### What to do
Repeat the entries below exactly as they appear, with no pictures.

# start of Given records

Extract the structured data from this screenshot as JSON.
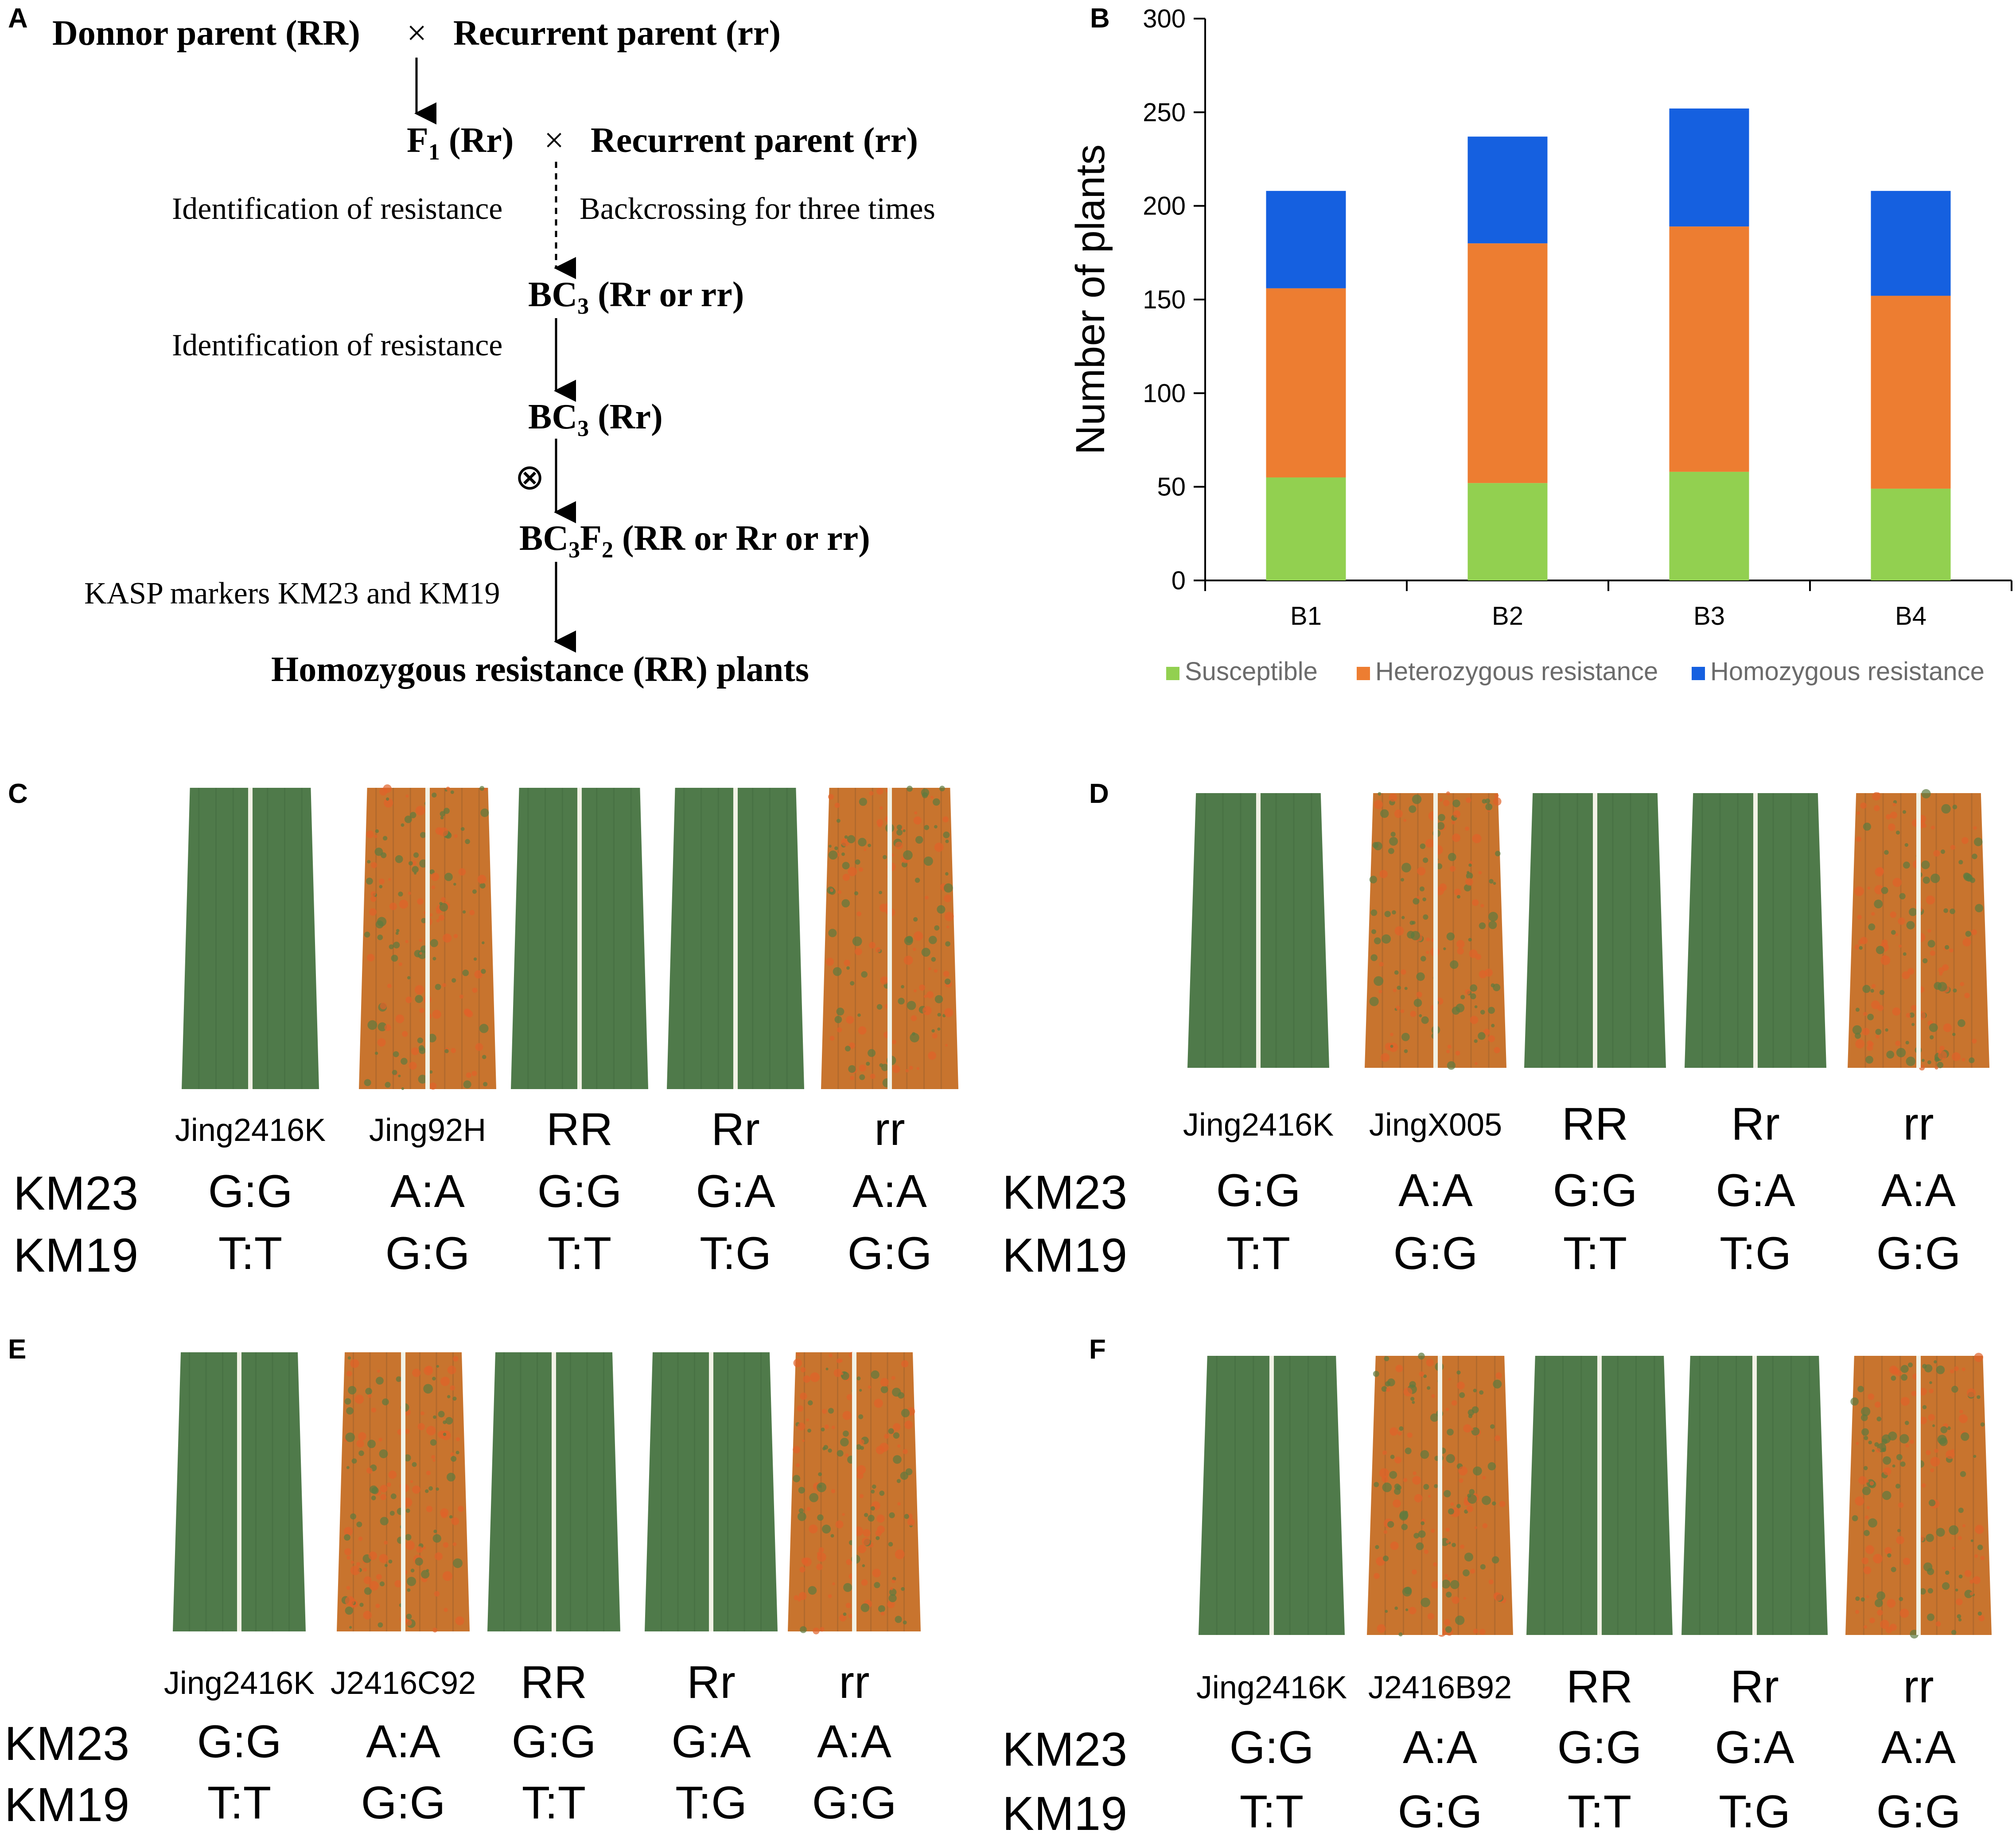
{
  "panels": {
    "a": {
      "letter": "A",
      "step1_left": "Donnor parent (RR)",
      "cross": "×",
      "step1_right": "Recurrent parent (rr)",
      "step2_f": "F",
      "step2_f_sub": "1",
      "step2_rest": " (Rr)",
      "step2_right": "Recurrent parent (rr)",
      "note_left_1": "Identification of resistance",
      "note_right_1": "Backcrossing for three times",
      "step3_bc": "BC",
      "step3_bc_sub": "3",
      "step3_rest": " (Rr or rr)",
      "note_left_2": "Identification of resistance",
      "step4_bc": "BC",
      "step4_bc_sub": "3",
      "step4_rest": " (Rr)",
      "self_symbol": "⊗",
      "step5_bc": "BC",
      "step5_bc_sub": "3",
      "step5_f": "F",
      "step5_f_sub": "2",
      "step5_rest": " (RR or Rr or rr)",
      "note_left_3": "KASP markers KM23 and KM19",
      "final": "Homozygous resistance (RR) plants"
    },
    "b": {
      "letter": "B"
    },
    "c": {
      "letter": "C",
      "leaf_colors": [
        "healthy",
        "rusted",
        "healthy",
        "healthy",
        "rusted"
      ],
      "columns": [
        "Jing2416K",
        "Jing92H",
        "RR",
        "Rr",
        "rr"
      ],
      "km23": [
        "G:G",
        "A:A",
        "G:G",
        "G:A",
        "A:A"
      ],
      "km19": [
        "T:T",
        "G:G",
        "T:T",
        "T:G",
        "G:G"
      ]
    },
    "d": {
      "letter": "D",
      "leaf_colors": [
        "healthy",
        "rusted",
        "healthy",
        "healthy",
        "rusted"
      ],
      "columns": [
        "Jing2416K",
        "JingX005",
        "RR",
        "Rr",
        "rr"
      ],
      "km23": [
        "G:G",
        "A:A",
        "G:G",
        "G:A",
        "A:A"
      ],
      "km19": [
        "T:T",
        "G:G",
        "T:T",
        "T:G",
        "G:G"
      ]
    },
    "e": {
      "letter": "E",
      "leaf_colors": [
        "healthy",
        "rusted",
        "healthy",
        "healthy",
        "rusted"
      ],
      "columns": [
        "Jing2416K",
        "J2416C92",
        "RR",
        "Rr",
        "rr"
      ],
      "km23": [
        "G:G",
        "A:A",
        "G:G",
        "G:A",
        "A:A"
      ],
      "km19": [
        "T:T",
        "G:G",
        "T:T",
        "T:G",
        "G:G"
      ]
    },
    "f": {
      "letter": "F",
      "leaf_colors": [
        "healthy",
        "rusted",
        "healthy",
        "healthy",
        "rusted"
      ],
      "columns": [
        "Jing2416K",
        "J2416B92",
        "RR",
        "Rr",
        "rr"
      ],
      "km23": [
        "G:G",
        "A:A",
        "G:G",
        "G:A",
        "A:A"
      ],
      "km19": [
        "T:T",
        "G:G",
        "T:T",
        "T:G",
        "G:G"
      ]
    }
  },
  "marker_labels": {
    "km23": "KM23",
    "km19": "KM19"
  },
  "colors": {
    "susceptible": "#92D050",
    "heterozygous": "#ED7D31",
    "homozygous": "#1560E0",
    "leaf_green": "#4f7a4a",
    "leaf_rust": "#c8742e"
  },
  "chart_data": {
    "type": "bar",
    "stacked": true,
    "categories": [
      "B1",
      "B2",
      "B3",
      "B4"
    ],
    "series": [
      {
        "name": "Susceptible",
        "values": [
          55,
          52,
          58,
          49
        ]
      },
      {
        "name": "Heterozygous resistance",
        "values": [
          101,
          128,
          131,
          103
        ]
      },
      {
        "name": "Homozygous resistance",
        "values": [
          52,
          57,
          63,
          56
        ]
      }
    ],
    "ylabel": "Number of plants",
    "ylim": [
      0,
      300
    ],
    "yticks": [
      0,
      50,
      100,
      150,
      200,
      250,
      300
    ],
    "legend_position": "bottom"
  }
}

# end of Given records

### Answer to this problem
Extract the structured data from this screenshot as JSON.
{
  "panels": {
    "a": {
      "letter": "A",
      "step1_left": "Donnor parent (RR)",
      "cross": "×",
      "step1_right": "Recurrent parent (rr)",
      "step2_f": "F",
      "step2_f_sub": "1",
      "step2_rest": " (Rr)",
      "step2_right": "Recurrent parent (rr)",
      "note_left_1": "Identification of resistance",
      "note_right_1": "Backcrossing for three times",
      "step3_bc": "BC",
      "step3_bc_sub": "3",
      "step3_rest": " (Rr or rr)",
      "note_left_2": "Identification of resistance",
      "step4_bc": "BC",
      "step4_bc_sub": "3",
      "step4_rest": " (Rr)",
      "self_symbol": "⊗",
      "step5_bc": "BC",
      "step5_bc_sub": "3",
      "step5_f": "F",
      "step5_f_sub": "2",
      "step5_rest": " (RR or Rr or rr)",
      "note_left_3": "KASP markers KM23 and KM19",
      "final": "Homozygous resistance (RR) plants"
    },
    "b": {
      "letter": "B"
    },
    "c": {
      "letter": "C",
      "leaf_colors": [
        "healthy",
        "rusted",
        "healthy",
        "healthy",
        "rusted"
      ],
      "columns": [
        "Jing2416K",
        "Jing92H",
        "RR",
        "Rr",
        "rr"
      ],
      "km23": [
        "G:G",
        "A:A",
        "G:G",
        "G:A",
        "A:A"
      ],
      "km19": [
        "T:T",
        "G:G",
        "T:T",
        "T:G",
        "G:G"
      ]
    },
    "d": {
      "letter": "D",
      "leaf_colors": [
        "healthy",
        "rusted",
        "healthy",
        "healthy",
        "rusted"
      ],
      "columns": [
        "Jing2416K",
        "JingX005",
        "RR",
        "Rr",
        "rr"
      ],
      "km23": [
        "G:G",
        "A:A",
        "G:G",
        "G:A",
        "A:A"
      ],
      "km19": [
        "T:T",
        "G:G",
        "T:T",
        "T:G",
        "G:G"
      ]
    },
    "e": {
      "letter": "E",
      "leaf_colors": [
        "healthy",
        "rusted",
        "healthy",
        "healthy",
        "rusted"
      ],
      "columns": [
        "Jing2416K",
        "J2416C92",
        "RR",
        "Rr",
        "rr"
      ],
      "km23": [
        "G:G",
        "A:A",
        "G:G",
        "G:A",
        "A:A"
      ],
      "km19": [
        "T:T",
        "G:G",
        "T:T",
        "T:G",
        "G:G"
      ]
    },
    "f": {
      "letter": "F",
      "leaf_colors": [
        "healthy",
        "rusted",
        "healthy",
        "healthy",
        "rusted"
      ],
      "columns": [
        "Jing2416K",
        "J2416B92",
        "RR",
        "Rr",
        "rr"
      ],
      "km23": [
        "G:G",
        "A:A",
        "G:G",
        "G:A",
        "A:A"
      ],
      "km19": [
        "T:T",
        "G:G",
        "T:T",
        "T:G",
        "G:G"
      ]
    }
  },
  "marker_labels": {
    "km23": "KM23",
    "km19": "KM19"
  },
  "colors": {
    "susceptible": "#92D050",
    "heterozygous": "#ED7D31",
    "homozygous": "#1560E0",
    "leaf_green": "#4f7a4a",
    "leaf_rust": "#c8742e"
  },
  "chart_data": {
    "type": "bar",
    "stacked": true,
    "categories": [
      "B1",
      "B2",
      "B3",
      "B4"
    ],
    "series": [
      {
        "name": "Susceptible",
        "values": [
          55,
          52,
          58,
          49
        ]
      },
      {
        "name": "Heterozygous resistance",
        "values": [
          101,
          128,
          131,
          103
        ]
      },
      {
        "name": "Homozygous resistance",
        "values": [
          52,
          57,
          63,
          56
        ]
      }
    ],
    "ylabel": "Number of plants",
    "ylim": [
      0,
      300
    ],
    "yticks": [
      0,
      50,
      100,
      150,
      200,
      250,
      300
    ],
    "legend_position": "bottom"
  }
}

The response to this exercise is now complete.